Skip every image and restate the data word for word.
....
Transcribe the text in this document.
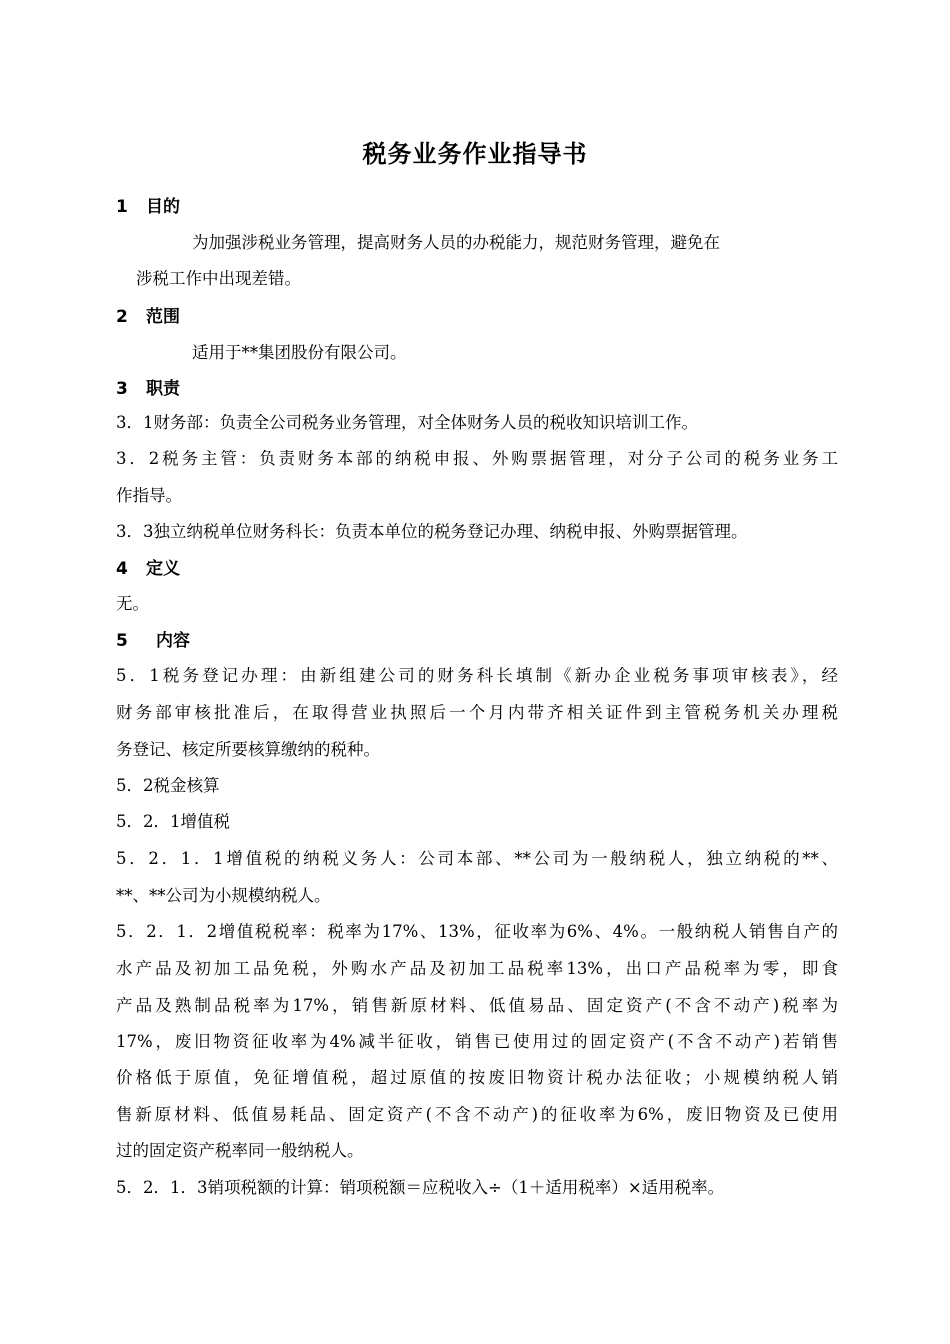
税务业务作业指导书
1 目的
为加强涉税业务管理，提高财务人员的办税能力，规范财务管理，避免在
涉税工作中出现差错。
2 范围
适用于**集团股份有限公司。
3 职责
3．1财务部：负责全公司税务业务管理，对全体财务人员的税收知识培训工作。
3．2税务主管：负责财务本部的纳税申报、外购票据管理，对分子公司的税务业务工
作指导。
3．3独立纳税单位财务科长：负责本单位的税务登记办理、纳税申报、外购票据管理。
4 定义
无。
5 内容
5．1税务登记办理：由新组建公司的财务科长填制《新办企业税务事项审核表》，经
财务部审核批准后，在取得营业执照后一个月内带齐相关证件到主管税务机关办理税
务登记、核定所要核算缴纳的税种。
5．2税金核算
5．2．1增值税
5．2．1．1增值税的纳税义务人：公司本部、**公司为一般纳税人，独立纳税的**、
**、**公司为小规模纳税人。
5．2．1．2增值税税率：税率为17%、13%，征收率为6%、4%。一般纳税人销售自产的
水产品及初加工品免税，外购水产品及初加工品税率13%，出口产品税率为零，即食
产品及熟制品税率为17%，销售新原材料、低值易品、固定资产(不含不动产)税率为
17%，废旧物资征收率为4%减半征收，销售已使用过的固定资产(不含不动产)若销售
价格低于原值，免征增值税，超过原值的按废旧物资计税办法征收；小规模纳税人销
售新原材料、低值易耗品、固定资产(不含不动产)的征收率为6%，废旧物资及已使用
过的固定资产税率同一般纳税人。
5．2．1．3销项税额的计算：销项税额＝应税收入÷（1＋适用税率）×适用税率。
....
## EXERCISE ANSWER
Transcribe the text in this document.
税务业务作业指导书
1 目的
为加强涉税业务管理，提高财务人员的办税能力，规范财务管理，避免在
涉税工作中出现差错。
2 范围
适用于**集团股份有限公司。
3 职责
3．1财务部：负责全公司税务业务管理，对全体财务人员的税收知识培训工作。
3．2税务主管：负责财务本部的纳税申报、外购票据管理，对分子公司的税务业务工
作指导。
3．3独立纳税单位财务科长：负责本单位的税务登记办理、纳税申报、外购票据管理。
4 定义
无。
5 内容
5．1税务登记办理：由新组建公司的财务科长填制《新办企业税务事项审核表》，经
财务部审核批准后，在取得营业执照后一个月内带齐相关证件到主管税务机关办理税
务登记、核定所要核算缴纳的税种。
5．2税金核算
5．2．1增值税
5．2．1．1增值税的纳税义务人：公司本部、**公司为一般纳税人，独立纳税的**、
**、**公司为小规模纳税人。
5．2．1．2增值税税率：税率为17%、13%，征收率为6%、4%。一般纳税人销售自产的
水产品及初加工品免税，外购水产品及初加工品税率13%，出口产品税率为零，即食
产品及熟制品税率为17%，销售新原材料、低值易品、固定资产(不含不动产)税率为
17%，废旧物资征收率为4%减半征收，销售已使用过的固定资产(不含不动产)若销售
价格低于原值，免征增值税，超过原值的按废旧物资计税办法征收；小规模纳税人销
售新原材料、低值易耗品、固定资产(不含不动产)的征收率为6%，废旧物资及已使用
过的固定资产税率同一般纳税人。
5．2．1．3销项税额的计算：销项税额＝应税收入÷（1＋适用税率）×适用税率。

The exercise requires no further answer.